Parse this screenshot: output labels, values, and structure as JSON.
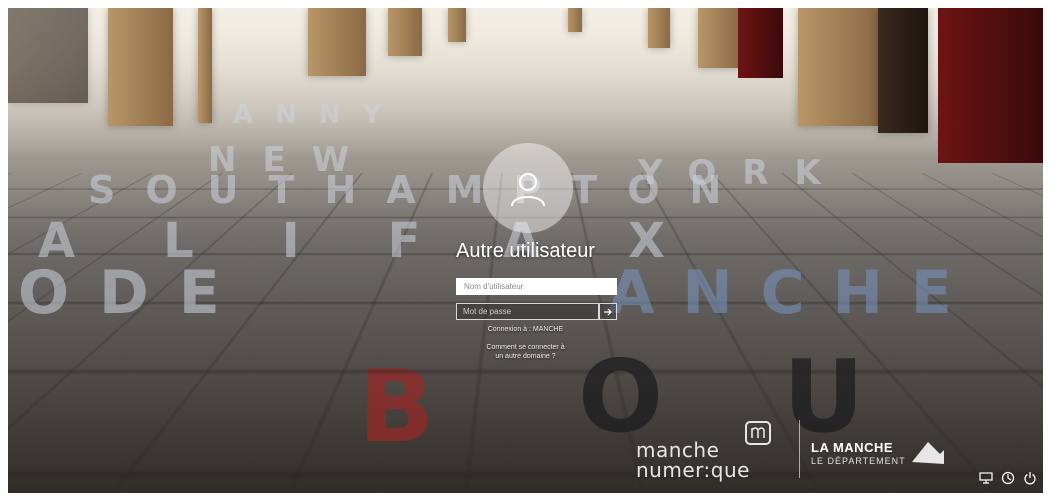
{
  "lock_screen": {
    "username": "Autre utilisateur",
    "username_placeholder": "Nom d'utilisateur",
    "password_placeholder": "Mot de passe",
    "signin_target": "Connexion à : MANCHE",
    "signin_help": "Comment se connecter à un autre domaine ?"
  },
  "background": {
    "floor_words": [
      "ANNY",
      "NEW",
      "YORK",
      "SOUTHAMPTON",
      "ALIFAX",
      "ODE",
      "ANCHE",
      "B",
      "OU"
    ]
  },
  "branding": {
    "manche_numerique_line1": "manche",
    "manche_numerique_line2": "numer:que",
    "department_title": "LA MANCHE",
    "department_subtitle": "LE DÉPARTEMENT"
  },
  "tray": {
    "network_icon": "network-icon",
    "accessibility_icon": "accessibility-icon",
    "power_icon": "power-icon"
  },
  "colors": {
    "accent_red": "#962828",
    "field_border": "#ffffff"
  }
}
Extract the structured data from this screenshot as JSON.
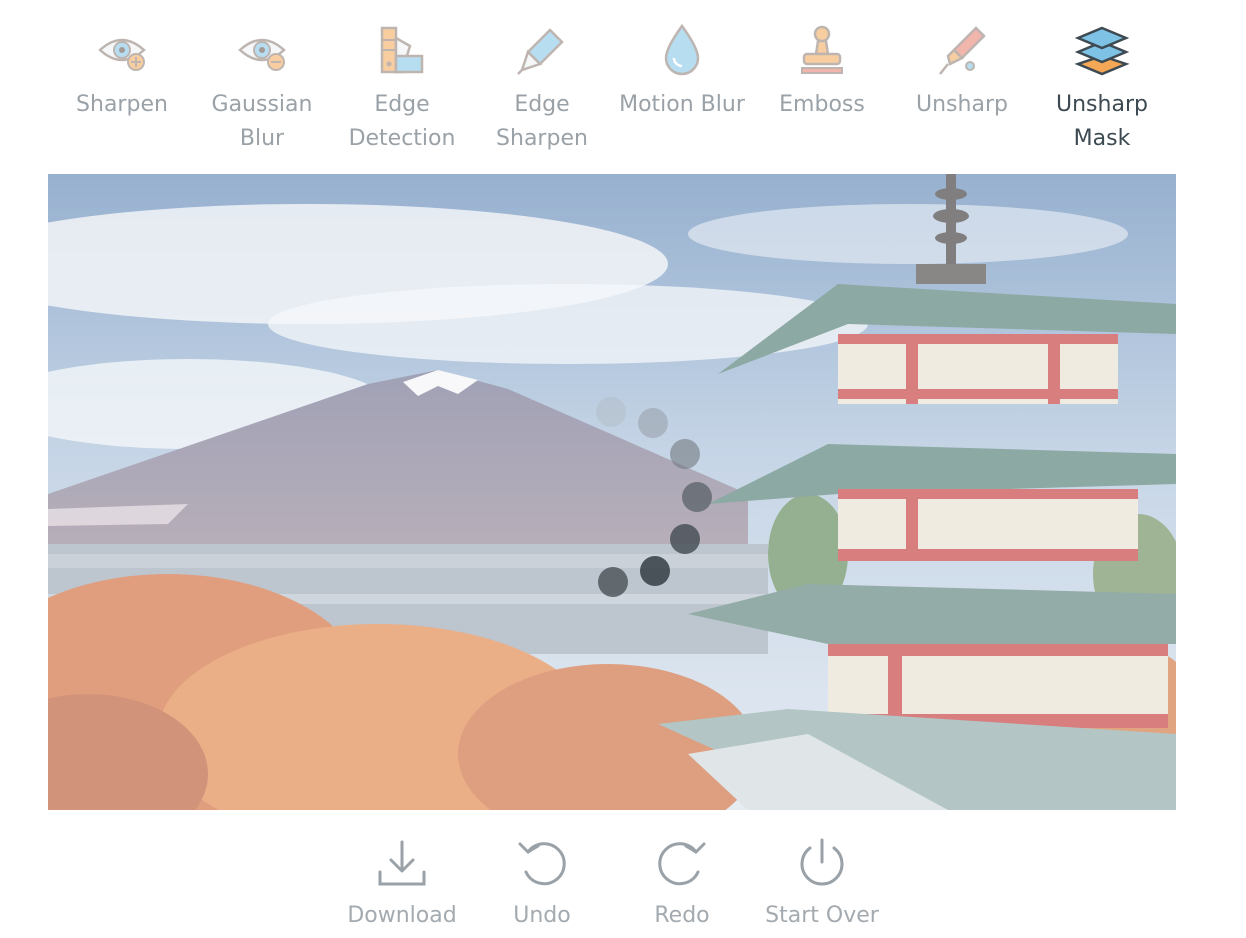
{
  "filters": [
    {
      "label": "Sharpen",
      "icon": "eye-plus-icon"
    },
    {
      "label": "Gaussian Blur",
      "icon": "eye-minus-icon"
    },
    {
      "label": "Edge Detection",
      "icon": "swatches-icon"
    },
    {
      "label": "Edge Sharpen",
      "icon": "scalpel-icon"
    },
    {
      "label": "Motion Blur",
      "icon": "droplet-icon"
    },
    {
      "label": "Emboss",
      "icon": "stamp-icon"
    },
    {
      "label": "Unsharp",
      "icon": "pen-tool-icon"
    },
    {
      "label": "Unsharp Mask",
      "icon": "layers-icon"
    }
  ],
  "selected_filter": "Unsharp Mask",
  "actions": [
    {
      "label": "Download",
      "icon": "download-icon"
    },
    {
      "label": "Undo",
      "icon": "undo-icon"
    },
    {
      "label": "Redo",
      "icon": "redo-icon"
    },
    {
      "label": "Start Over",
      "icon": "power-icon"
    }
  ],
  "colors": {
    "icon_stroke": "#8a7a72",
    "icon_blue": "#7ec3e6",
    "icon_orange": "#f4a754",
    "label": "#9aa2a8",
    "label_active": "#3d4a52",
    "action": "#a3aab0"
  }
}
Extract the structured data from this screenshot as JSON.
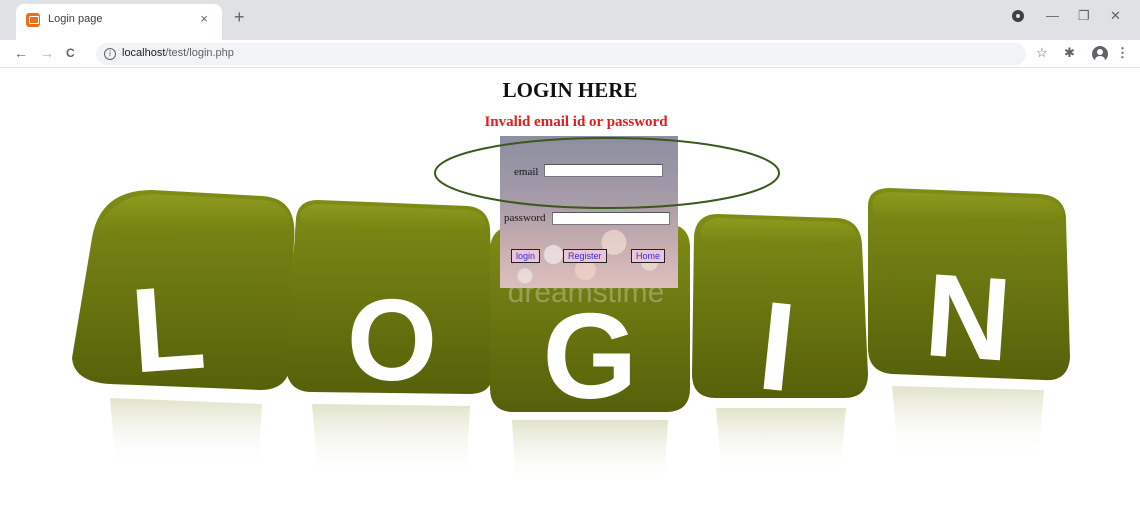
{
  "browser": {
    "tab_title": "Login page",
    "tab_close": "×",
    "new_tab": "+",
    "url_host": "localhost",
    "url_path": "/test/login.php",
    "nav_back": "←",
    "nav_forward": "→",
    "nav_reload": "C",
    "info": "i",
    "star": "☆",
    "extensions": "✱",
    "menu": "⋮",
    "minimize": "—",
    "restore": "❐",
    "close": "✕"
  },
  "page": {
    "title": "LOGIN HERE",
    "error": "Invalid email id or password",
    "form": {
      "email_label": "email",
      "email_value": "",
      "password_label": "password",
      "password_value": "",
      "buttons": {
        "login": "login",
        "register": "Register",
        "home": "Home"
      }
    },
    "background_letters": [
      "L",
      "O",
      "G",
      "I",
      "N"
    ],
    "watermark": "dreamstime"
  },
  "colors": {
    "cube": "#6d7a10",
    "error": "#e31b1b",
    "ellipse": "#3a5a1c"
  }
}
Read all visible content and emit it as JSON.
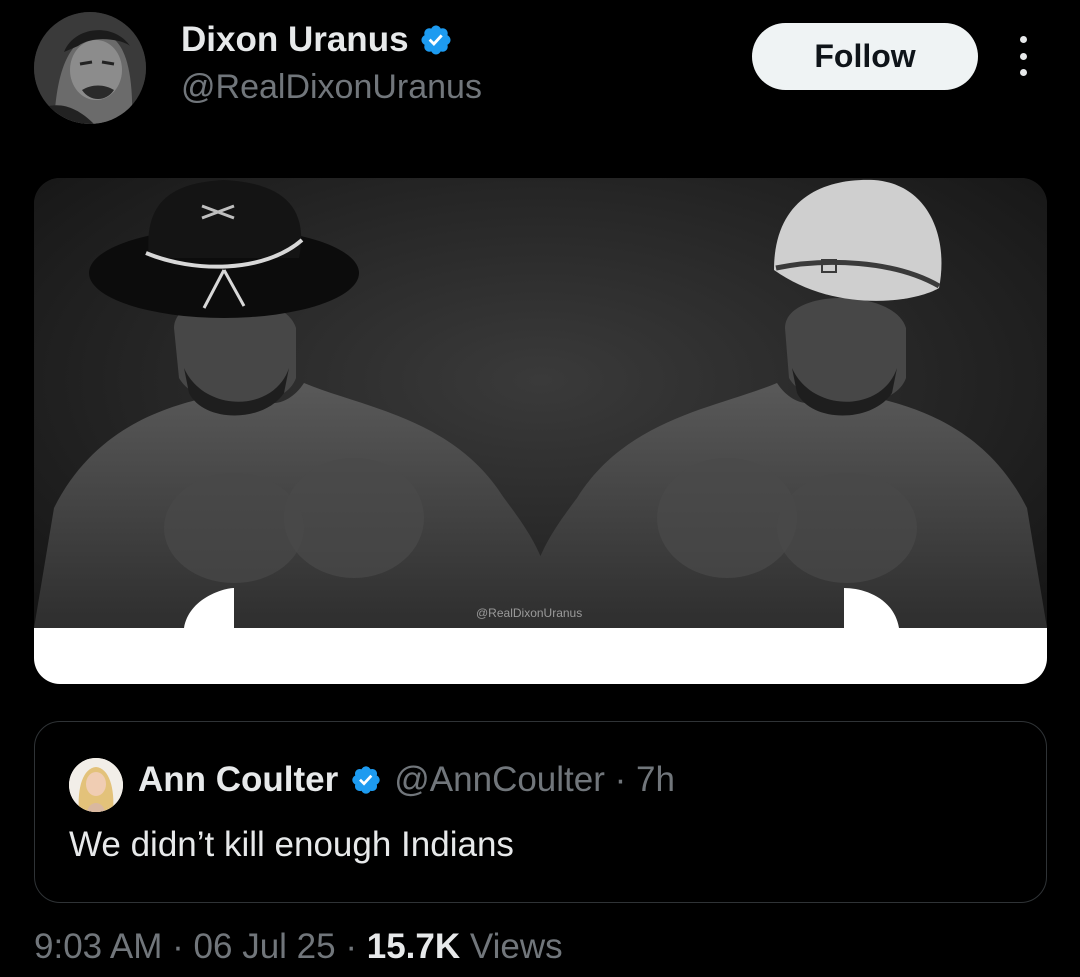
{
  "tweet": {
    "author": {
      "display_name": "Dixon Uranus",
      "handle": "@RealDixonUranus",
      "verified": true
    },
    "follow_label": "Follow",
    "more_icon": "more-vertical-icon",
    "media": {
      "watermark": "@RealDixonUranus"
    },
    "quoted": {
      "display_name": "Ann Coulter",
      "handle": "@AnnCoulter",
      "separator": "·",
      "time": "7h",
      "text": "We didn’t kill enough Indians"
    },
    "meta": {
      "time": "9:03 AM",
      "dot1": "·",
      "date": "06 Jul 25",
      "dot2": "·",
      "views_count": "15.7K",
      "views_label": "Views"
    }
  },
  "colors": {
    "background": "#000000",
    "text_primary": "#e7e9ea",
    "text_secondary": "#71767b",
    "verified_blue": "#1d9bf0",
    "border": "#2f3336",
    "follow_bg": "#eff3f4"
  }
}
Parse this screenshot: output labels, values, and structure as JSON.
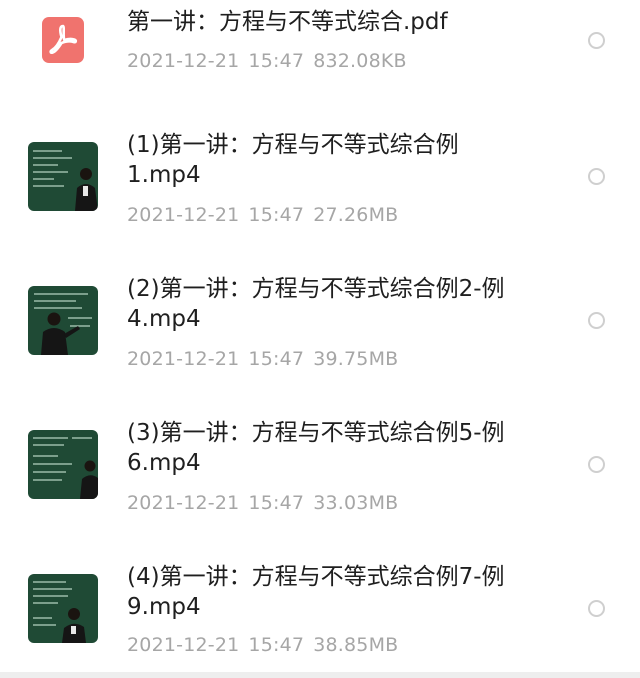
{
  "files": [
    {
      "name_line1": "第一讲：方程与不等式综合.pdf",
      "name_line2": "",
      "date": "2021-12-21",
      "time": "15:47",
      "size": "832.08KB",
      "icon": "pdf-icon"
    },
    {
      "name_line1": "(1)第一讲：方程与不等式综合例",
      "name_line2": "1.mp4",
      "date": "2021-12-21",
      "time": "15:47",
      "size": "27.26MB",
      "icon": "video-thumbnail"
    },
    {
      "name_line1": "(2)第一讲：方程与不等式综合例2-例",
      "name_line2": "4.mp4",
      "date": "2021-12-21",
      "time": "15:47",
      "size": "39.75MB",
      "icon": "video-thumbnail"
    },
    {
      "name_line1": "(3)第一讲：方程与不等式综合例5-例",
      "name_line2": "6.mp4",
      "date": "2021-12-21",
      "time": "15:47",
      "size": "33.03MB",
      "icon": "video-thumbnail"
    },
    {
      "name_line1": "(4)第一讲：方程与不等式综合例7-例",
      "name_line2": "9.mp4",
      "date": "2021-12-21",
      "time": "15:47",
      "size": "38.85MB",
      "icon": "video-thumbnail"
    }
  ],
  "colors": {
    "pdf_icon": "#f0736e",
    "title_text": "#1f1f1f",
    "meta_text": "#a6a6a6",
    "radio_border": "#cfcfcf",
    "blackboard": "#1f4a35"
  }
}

○ ○ ○ ○ ○

GIVEN TASK - Write the entries above out again exactly, but not the pictures.

SOLUTION FOR THIS EXERCISE -
Parse this screenshot: output labels, values, and structure as JSON.
{
  "lock_screen": {
    "username": "Autre utilisateur",
    "username_placeholder": "Nom d'utilisateur",
    "password_placeholder": "Mot de passe",
    "signin_target": "Connexion à : MANCHE",
    "signin_help": "Comment se connecter à un autre domaine ?"
  },
  "background": {
    "floor_words": [
      "ANNY",
      "NEW",
      "YORK",
      "SOUTHAMPTON",
      "ALIFAX",
      "ODE",
      "ANCHE",
      "B",
      "OU"
    ]
  },
  "branding": {
    "manche_numerique_line1": "manche",
    "manche_numerique_line2": "numer:que",
    "department_title": "LA MANCHE",
    "department_subtitle": "LE DÉPARTEMENT"
  },
  "tray": {
    "network_icon": "network-icon",
    "accessibility_icon": "accessibility-icon",
    "power_icon": "power-icon"
  },
  "colors": {
    "accent_red": "#962828",
    "field_border": "#ffffff"
  }
}
Extract the structured data from this screenshot as JSON.
{
  "filters": [
    {
      "label": "Sharpen",
      "icon": "eye-plus-icon"
    },
    {
      "label": "Gaussian Blur",
      "icon": "eye-minus-icon"
    },
    {
      "label": "Edge Detection",
      "icon": "swatches-icon"
    },
    {
      "label": "Edge Sharpen",
      "icon": "scalpel-icon"
    },
    {
      "label": "Motion Blur",
      "icon": "droplet-icon"
    },
    {
      "label": "Emboss",
      "icon": "stamp-icon"
    },
    {
      "label": "Unsharp",
      "icon": "pen-tool-icon"
    },
    {
      "label": "Unsharp Mask",
      "icon": "layers-icon"
    }
  ],
  "selected_filter": "Unsharp Mask",
  "actions": [
    {
      "label": "Download",
      "icon": "download-icon"
    },
    {
      "label": "Undo",
      "icon": "undo-icon"
    },
    {
      "label": "Redo",
      "icon": "redo-icon"
    },
    {
      "label": "Start Over",
      "icon": "power-icon"
    }
  ],
  "colors": {
    "icon_stroke": "#8a7a72",
    "icon_blue": "#7ec3e6",
    "icon_orange": "#f4a754",
    "label": "#9aa2a8",
    "label_active": "#3d4a52",
    "action": "#a3aab0"
  }
}
Extract the structured data from this screenshot as JSON.
{
  "browser": {
    "tab_title": "Login page",
    "tab_close": "×",
    "new_tab": "+",
    "url_host": "localhost",
    "url_path": "/test/login.php",
    "nav_back": "←",
    "nav_forward": "→",
    "nav_reload": "C",
    "info": "i",
    "star": "☆",
    "extensions": "✱",
    "menu": "⋮",
    "minimize": "—",
    "restore": "❐",
    "close": "✕"
  },
  "page": {
    "title": "LOGIN HERE",
    "error": "Invalid email id or password",
    "form": {
      "email_label": "email",
      "email_value": "",
      "password_label": "password",
      "password_value": "",
      "buttons": {
        "login": "login",
        "register": "Register",
        "home": "Home"
      }
    },
    "background_letters": [
      "L",
      "O",
      "G",
      "I",
      "N"
    ],
    "watermark": "dreamstime"
  },
  "colors": {
    "cube": "#6d7a10",
    "error": "#e31b1b",
    "ellipse": "#3a5a1c"
  }
}
Read all visible content and emit it as JSON.
{
  "tweet": {
    "author": {
      "display_name": "Dixon Uranus",
      "handle": "@RealDixonUranus",
      "verified": true
    },
    "follow_label": "Follow",
    "more_icon": "more-vertical-icon",
    "media": {
      "watermark": "@RealDixonUranus"
    },
    "quoted": {
      "display_name": "Ann Coulter",
      "handle": "@AnnCoulter",
      "separator": "·",
      "time": "7h",
      "text": "We didn’t kill enough Indians"
    },
    "meta": {
      "time": "9:03 AM",
      "dot1": "·",
      "date": "06 Jul 25",
      "dot2": "·",
      "views_count": "15.7K",
      "views_label": "Views"
    }
  },
  "colors": {
    "background": "#000000",
    "text_primary": "#e7e9ea",
    "text_secondary": "#71767b",
    "verified_blue": "#1d9bf0",
    "border": "#2f3336",
    "follow_bg": "#eff3f4"
  }
}
Parse this screenshot: output labels, values, and structure as JSON.
{
  "files": [
    {
      "name_line1": "第一讲：方程与不等式综合.pdf",
      "name_line2": "",
      "date": "2021-12-21",
      "time": "15:47",
      "size": "832.08KB",
      "icon": "pdf-icon"
    },
    {
      "name_line1": "(1)第一讲：方程与不等式综合例",
      "name_line2": "1.mp4",
      "date": "2021-12-21",
      "time": "15:47",
      "size": "27.26MB",
      "icon": "video-thumbnail"
    },
    {
      "name_line1": "(2)第一讲：方程与不等式综合例2-例",
      "name_line2": "4.mp4",
      "date": "2021-12-21",
      "time": "15:47",
      "size": "39.75MB",
      "icon": "video-thumbnail"
    },
    {
      "name_line1": "(3)第一讲：方程与不等式综合例5-例",
      "name_line2": "6.mp4",
      "date": "2021-12-21",
      "time": "15:47",
      "size": "33.03MB",
      "icon": "video-thumbnail"
    },
    {
      "name_line1": "(4)第一讲：方程与不等式综合例7-例",
      "name_line2": "9.mp4",
      "date": "2021-12-21",
      "time": "15:47",
      "size": "38.85MB",
      "icon": "video-thumbnail"
    }
  ],
  "colors": {
    "pdf_icon": "#f0736e",
    "title_text": "#1f1f1f",
    "meta_text": "#a6a6a6",
    "radio_border": "#cfcfcf",
    "blackboard": "#1f4a35"
  }
}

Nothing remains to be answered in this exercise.